WORK ITEM: Retype the entries in full, exactly.

MATERIALS PROVIDED:
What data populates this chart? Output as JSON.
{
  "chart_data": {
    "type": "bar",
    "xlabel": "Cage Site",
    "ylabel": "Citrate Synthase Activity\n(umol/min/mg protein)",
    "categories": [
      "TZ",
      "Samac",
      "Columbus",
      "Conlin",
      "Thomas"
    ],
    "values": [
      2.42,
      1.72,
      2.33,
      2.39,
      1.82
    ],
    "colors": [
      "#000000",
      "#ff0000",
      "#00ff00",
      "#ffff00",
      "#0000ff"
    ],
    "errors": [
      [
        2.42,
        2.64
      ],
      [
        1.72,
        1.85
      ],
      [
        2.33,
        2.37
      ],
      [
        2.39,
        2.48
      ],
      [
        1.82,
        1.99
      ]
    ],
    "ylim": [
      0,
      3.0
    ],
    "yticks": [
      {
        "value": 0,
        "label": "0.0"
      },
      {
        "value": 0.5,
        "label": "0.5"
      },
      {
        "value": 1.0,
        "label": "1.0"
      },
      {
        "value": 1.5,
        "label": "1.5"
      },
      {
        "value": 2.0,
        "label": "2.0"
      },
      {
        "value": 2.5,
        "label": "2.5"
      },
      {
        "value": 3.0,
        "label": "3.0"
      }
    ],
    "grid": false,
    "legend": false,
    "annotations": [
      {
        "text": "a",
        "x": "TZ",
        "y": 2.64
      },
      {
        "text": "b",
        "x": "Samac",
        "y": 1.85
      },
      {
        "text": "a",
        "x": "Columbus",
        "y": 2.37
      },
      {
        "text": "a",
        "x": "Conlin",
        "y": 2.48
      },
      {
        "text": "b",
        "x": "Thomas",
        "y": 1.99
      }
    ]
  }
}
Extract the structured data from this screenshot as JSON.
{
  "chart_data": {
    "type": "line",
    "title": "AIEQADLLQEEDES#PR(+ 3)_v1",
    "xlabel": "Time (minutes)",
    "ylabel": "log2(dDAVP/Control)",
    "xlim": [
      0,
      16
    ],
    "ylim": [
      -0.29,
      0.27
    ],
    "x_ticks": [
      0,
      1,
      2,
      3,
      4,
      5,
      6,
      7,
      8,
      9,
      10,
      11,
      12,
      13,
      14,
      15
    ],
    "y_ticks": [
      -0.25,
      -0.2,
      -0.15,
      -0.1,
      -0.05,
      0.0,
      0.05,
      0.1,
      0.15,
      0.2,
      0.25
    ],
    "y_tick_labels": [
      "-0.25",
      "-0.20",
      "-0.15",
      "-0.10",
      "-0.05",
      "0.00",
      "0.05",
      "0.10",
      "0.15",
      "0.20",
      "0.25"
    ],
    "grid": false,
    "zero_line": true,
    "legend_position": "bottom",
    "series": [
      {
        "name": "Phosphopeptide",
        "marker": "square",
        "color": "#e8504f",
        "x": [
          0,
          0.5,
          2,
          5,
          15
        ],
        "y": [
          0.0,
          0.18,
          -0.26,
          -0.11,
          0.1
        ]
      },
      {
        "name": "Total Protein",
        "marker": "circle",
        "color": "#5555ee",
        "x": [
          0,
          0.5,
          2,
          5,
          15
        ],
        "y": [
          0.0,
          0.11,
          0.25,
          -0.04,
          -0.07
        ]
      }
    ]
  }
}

YOUR RESPONSE:
What data populates this chart? Output as JSON.
{
  "chart_data": {
    "type": "bar",
    "xlabel": "Cage Site",
    "ylabel": "Citrate Synthase Activity\n(umol/min/mg protein)",
    "categories": [
      "TZ",
      "Samac",
      "Columbus",
      "Conlin",
      "Thomas"
    ],
    "values": [
      2.42,
      1.72,
      2.33,
      2.39,
      1.82
    ],
    "colors": [
      "#000000",
      "#ff0000",
      "#00ff00",
      "#ffff00",
      "#0000ff"
    ],
    "errors": [
      [
        2.42,
        2.64
      ],
      [
        1.72,
        1.85
      ],
      [
        2.33,
        2.37
      ],
      [
        2.39,
        2.48
      ],
      [
        1.82,
        1.99
      ]
    ],
    "ylim": [
      0,
      3.0
    ],
    "yticks": [
      {
        "value": 0,
        "label": "0.0"
      },
      {
        "value": 0.5,
        "label": "0.5"
      },
      {
        "value": 1.0,
        "label": "1.0"
      },
      {
        "value": 1.5,
        "label": "1.5"
      },
      {
        "value": 2.0,
        "label": "2.0"
      },
      {
        "value": 2.5,
        "label": "2.5"
      },
      {
        "value": 3.0,
        "label": "3.0"
      }
    ],
    "grid": false,
    "legend": false,
    "annotations": [
      {
        "text": "a",
        "x": "TZ",
        "y": 2.64
      },
      {
        "text": "b",
        "x": "Samac",
        "y": 1.85
      },
      {
        "text": "a",
        "x": "Columbus",
        "y": 2.37
      },
      {
        "text": "a",
        "x": "Conlin",
        "y": 2.48
      },
      {
        "text": "b",
        "x": "Thomas",
        "y": 1.99
      }
    ]
  }
}
Extract the structured data from this screenshot as JSON.
{
  "chart_data": {
    "type": "line",
    "title": "AIEQADLLQEEDES#PR(+ 3)_v1",
    "xlabel": "Time (minutes)",
    "ylabel": "log2(dDAVP/Control)",
    "xlim": [
      0,
      16
    ],
    "ylim": [
      -0.29,
      0.27
    ],
    "x_ticks": [
      0,
      1,
      2,
      3,
      4,
      5,
      6,
      7,
      8,
      9,
      10,
      11,
      12,
      13,
      14,
      15
    ],
    "y_ticks": [
      -0.25,
      -0.2,
      -0.15,
      -0.1,
      -0.05,
      0.0,
      0.05,
      0.1,
      0.15,
      0.2,
      0.25
    ],
    "y_tick_labels": [
      "-0.25",
      "-0.20",
      "-0.15",
      "-0.10",
      "-0.05",
      "0.00",
      "0.05",
      "0.10",
      "0.15",
      "0.20",
      "0.25"
    ],
    "grid": false,
    "zero_line": true,
    "legend_position": "bottom",
    "series": [
      {
        "name": "Phosphopeptide",
        "marker": "square",
        "color": "#e8504f",
        "x": [
          0,
          0.5,
          2,
          5,
          15
        ],
        "y": [
          0.0,
          0.18,
          -0.26,
          -0.11,
          0.1
        ]
      },
      {
        "name": "Total Protein",
        "marker": "circle",
        "color": "#5555ee",
        "x": [
          0,
          0.5,
          2,
          5,
          15
        ],
        "y": [
          0.0,
          0.11,
          0.25,
          -0.04,
          -0.07
        ]
      }
    ]
  }
}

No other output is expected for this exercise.